> _Extracted data_
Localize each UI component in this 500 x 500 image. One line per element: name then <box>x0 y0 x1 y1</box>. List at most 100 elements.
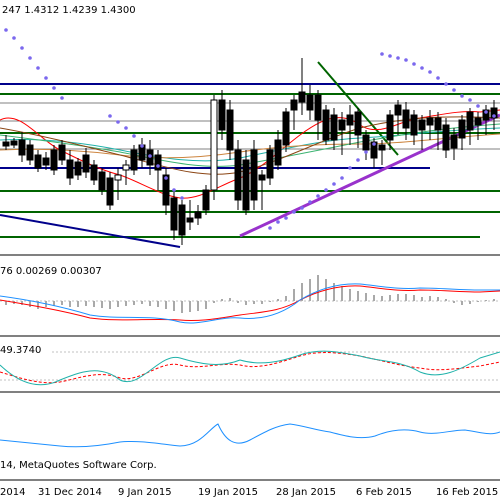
candle-body <box>474 117 482 126</box>
candle-body <box>354 111 362 136</box>
macd-hist-bar <box>365 293 367 301</box>
macd-hist-bar <box>389 295 391 301</box>
x-axis-label: 31 Dec 2014 <box>38 487 102 498</box>
sar-dot <box>308 200 312 204</box>
candle-body <box>330 114 338 141</box>
sar-dot <box>28 56 32 60</box>
macd-hist-bar <box>357 291 359 301</box>
sar-dot <box>492 114 496 118</box>
copyright-label: 14, MetaQuotes Software Corp. <box>0 460 157 471</box>
sar-dot <box>108 114 112 118</box>
sar-dot <box>164 176 168 180</box>
sar-dot <box>52 86 56 90</box>
candle-body <box>10 140 18 146</box>
macd-values-label: 76 0.00269 0.00307 <box>0 266 102 277</box>
candle-body <box>50 149 58 171</box>
candle-body <box>114 174 122 181</box>
candle-body <box>202 189 210 211</box>
x-axis-label: 28 Jan 2015 <box>276 487 336 498</box>
candle-body <box>306 94 314 111</box>
sar-dot <box>316 194 320 198</box>
macd-hist-bar <box>285 296 287 301</box>
candle-body <box>298 91 306 103</box>
candle-body <box>242 159 250 211</box>
sar-dot <box>476 104 480 108</box>
macd-hist-bar <box>69 301 71 307</box>
candle-body <box>442 124 450 151</box>
sar-dot <box>284 216 288 220</box>
macd-hist-bar <box>309 279 311 301</box>
macd-pane[interactable]: 76 0.00269 0.00307 <box>0 264 500 337</box>
sar-dot <box>380 52 384 56</box>
sar-dot <box>156 164 160 168</box>
sar-dot <box>36 66 40 70</box>
stochastic-pane[interactable]: 49.3740 <box>0 343 500 393</box>
macd-hist-bar <box>469 301 471 304</box>
macd-hist-bar <box>181 301 183 313</box>
downtrend-navy-line[interactable] <box>0 214 181 248</box>
trading-chart[interactable]: 247 1.4312 1.4239 1.4300 76 0.00269 0.00… <box>0 0 500 500</box>
macd-hist-bar <box>205 301 207 309</box>
macd-hist-bar <box>477 301 479 302</box>
candle-body <box>18 139 26 156</box>
macd-hist-bar <box>197 301 199 311</box>
macd-hist-bar <box>317 275 319 301</box>
candle-body <box>90 164 98 181</box>
candle-body <box>410 114 418 136</box>
sar-dot <box>436 76 440 80</box>
candle-body <box>258 174 266 181</box>
candle-body <box>66 159 74 179</box>
macd-hist-bar <box>229 298 231 301</box>
x-axis-label: 2014 <box>0 487 25 498</box>
macd-hist-bar <box>141 301 143 304</box>
bottom-indicator-pane[interactable]: 14, MetaQuotes Software Corp. <box>0 423 500 481</box>
sar-dot <box>148 154 152 158</box>
macd-hist-bar <box>221 299 223 301</box>
macd-hist-bar <box>413 295 415 301</box>
macd-hist-bar <box>429 296 431 301</box>
sar-dot <box>300 206 304 210</box>
sar-dot <box>356 158 360 162</box>
candle-body <box>2 141 10 147</box>
sar-dot <box>332 182 336 186</box>
bottom-indicator-line <box>0 423 500 448</box>
macd-hist-bar <box>421 297 423 301</box>
candle-body <box>466 111 474 131</box>
macd-hist-bar <box>493 299 495 301</box>
sar-dot <box>324 188 328 192</box>
candle-body <box>450 134 458 149</box>
candle-body <box>314 94 322 121</box>
sar-dot <box>428 70 432 74</box>
macd-hist-bar <box>93 301 95 307</box>
sar-dot <box>460 94 464 98</box>
macd-hist-bar <box>453 301 455 303</box>
candle-body <box>402 109 410 129</box>
candle-body <box>170 197 178 231</box>
macd-hist-bar <box>133 301 135 305</box>
candle-body <box>426 117 434 126</box>
macd-hist-bar <box>109 301 111 309</box>
sar-dot <box>340 176 344 180</box>
candle-body <box>58 144 66 161</box>
candle-body <box>226 109 234 151</box>
macd-hist-bar <box>293 289 295 301</box>
sar-dot <box>388 54 392 58</box>
macd-hist-bar <box>61 301 63 305</box>
macd-hist-bar <box>373 295 375 301</box>
x-axis-label: 16 Feb 2015 <box>436 487 498 498</box>
sar-dot <box>412 62 416 66</box>
sar-dot <box>124 126 128 130</box>
sar-dot <box>4 28 8 32</box>
macd-hist-bar <box>349 289 351 301</box>
sar-dot <box>116 120 120 124</box>
sar-dot <box>140 144 144 148</box>
sar-dot <box>372 142 376 146</box>
main-price-pane[interactable]: 247 1.4312 1.4239 1.4300 <box>0 2 500 256</box>
candle-body <box>42 157 50 166</box>
candle-body <box>98 171 106 191</box>
candle-body <box>26 144 34 161</box>
macd-hist-bar <box>77 301 79 307</box>
macd-signal-line <box>0 285 500 321</box>
candle-body <box>74 161 82 176</box>
macd-hist-bar <box>157 301 159 307</box>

> _Exercise objective_
Reproduce the data above, switching every "sar-dot" to "parabolic-sar-dot" and keeping everything else unchanged. Leave the pictures out of your answer.

> _Expected output_
Localize each UI component in this 500 x 500 image. One line per element: name then <box>x0 y0 x1 y1</box>. List at most 100 elements.
candle-body <box>474 117 482 126</box>
candle-body <box>354 111 362 136</box>
macd-hist-bar <box>365 293 367 301</box>
macd-hist-bar <box>389 295 391 301</box>
x-axis-label: 31 Dec 2014 <box>38 487 102 498</box>
parabolic-sar-dot <box>308 200 312 204</box>
candle-body <box>330 114 338 141</box>
parabolic-sar-dot <box>28 56 32 60</box>
macd-hist-bar <box>357 291 359 301</box>
parabolic-sar-dot <box>492 114 496 118</box>
copyright-label: 14, MetaQuotes Software Corp. <box>0 460 157 471</box>
parabolic-sar-dot <box>108 114 112 118</box>
parabolic-sar-dot <box>164 176 168 180</box>
parabolic-sar-dot <box>52 86 56 90</box>
candle-body <box>10 140 18 146</box>
macd-values-label: 76 0.00269 0.00307 <box>0 266 102 277</box>
candle-body <box>50 149 58 171</box>
candle-body <box>114 174 122 181</box>
candle-body <box>202 189 210 211</box>
x-axis-label: 28 Jan 2015 <box>276 487 336 498</box>
candle-body <box>306 94 314 111</box>
parabolic-sar-dot <box>316 194 320 198</box>
macd-hist-bar <box>285 296 287 301</box>
candle-body <box>298 91 306 103</box>
candle-body <box>242 159 250 211</box>
parabolic-sar-dot <box>476 104 480 108</box>
macd-hist-bar <box>69 301 71 307</box>
candle-body <box>442 124 450 151</box>
parabolic-sar-dot <box>284 216 288 220</box>
macd-hist-bar <box>309 279 311 301</box>
macd-pane[interactable]: 76 0.00269 0.00307 <box>0 264 500 337</box>
parabolic-sar-dot <box>380 52 384 56</box>
parabolic-sar-dot <box>156 164 160 168</box>
parabolic-sar-dot <box>36 66 40 70</box>
stochastic-pane[interactable]: 49.3740 <box>0 343 500 393</box>
macd-hist-bar <box>469 301 471 304</box>
macd-hist-bar <box>181 301 183 313</box>
downtrend-navy-line[interactable] <box>0 214 181 248</box>
trading-chart[interactable]: 247 1.4312 1.4239 1.4300 76 0.00269 0.00… <box>0 0 500 500</box>
macd-hist-bar <box>205 301 207 309</box>
macd-hist-bar <box>477 301 479 302</box>
candle-body <box>18 139 26 156</box>
macd-hist-bar <box>197 301 199 311</box>
macd-hist-bar <box>317 275 319 301</box>
candle-body <box>90 164 98 181</box>
candle-body <box>410 114 418 136</box>
parabolic-sar-dot <box>436 76 440 80</box>
candle-body <box>258 174 266 181</box>
candle-body <box>66 159 74 179</box>
macd-hist-bar <box>229 298 231 301</box>
x-axis-label: 2014 <box>0 487 25 498</box>
macd-hist-bar <box>141 301 143 304</box>
bottom-indicator-pane[interactable]: 14, MetaQuotes Software Corp. <box>0 423 500 481</box>
parabolic-sar-dot <box>148 154 152 158</box>
macd-hist-bar <box>221 299 223 301</box>
macd-hist-bar <box>413 295 415 301</box>
macd-hist-bar <box>429 296 431 301</box>
parabolic-sar-dot <box>300 206 304 210</box>
parabolic-sar-dot <box>356 158 360 162</box>
candle-body <box>2 141 10 147</box>
parabolic-sar-dot <box>332 182 336 186</box>
bottom-indicator-line <box>0 423 500 448</box>
macd-hist-bar <box>421 297 423 301</box>
candle-body <box>466 111 474 131</box>
macd-hist-bar <box>493 299 495 301</box>
parabolic-sar-dot <box>324 188 328 192</box>
candle-body <box>450 134 458 149</box>
candle-body <box>314 94 322 121</box>
parabolic-sar-dot <box>428 70 432 74</box>
macd-hist-bar <box>93 301 95 307</box>
parabolic-sar-dot <box>460 94 464 98</box>
macd-hist-bar <box>453 301 455 303</box>
candle-body <box>402 109 410 129</box>
candle-body <box>170 197 178 231</box>
macd-hist-bar <box>133 301 135 305</box>
candle-body <box>426 117 434 126</box>
macd-hist-bar <box>109 301 111 309</box>
parabolic-sar-dot <box>340 176 344 180</box>
candle-body <box>58 144 66 161</box>
candle-body <box>226 109 234 151</box>
macd-hist-bar <box>293 289 295 301</box>
parabolic-sar-dot <box>388 54 392 58</box>
macd-hist-bar <box>61 301 63 305</box>
macd-hist-bar <box>373 295 375 301</box>
x-axis-label: 16 Feb 2015 <box>436 487 498 498</box>
parabolic-sar-dot <box>412 62 416 66</box>
parabolic-sar-dot <box>124 126 128 130</box>
parabolic-sar-dot <box>4 28 8 32</box>
macd-hist-bar <box>349 289 351 301</box>
parabolic-sar-dot <box>116 120 120 124</box>
parabolic-sar-dot <box>140 144 144 148</box>
parabolic-sar-dot <box>372 142 376 146</box>
main-price-pane[interactable]: 247 1.4312 1.4239 1.4300 <box>0 2 500 256</box>
candle-body <box>42 157 50 166</box>
candle-body <box>98 171 106 191</box>
candle-body <box>26 144 34 161</box>
macd-hist-bar <box>77 301 79 307</box>
macd-signal-line <box>0 285 500 321</box>
candle-body <box>74 161 82 176</box>
macd-hist-bar <box>157 301 159 307</box>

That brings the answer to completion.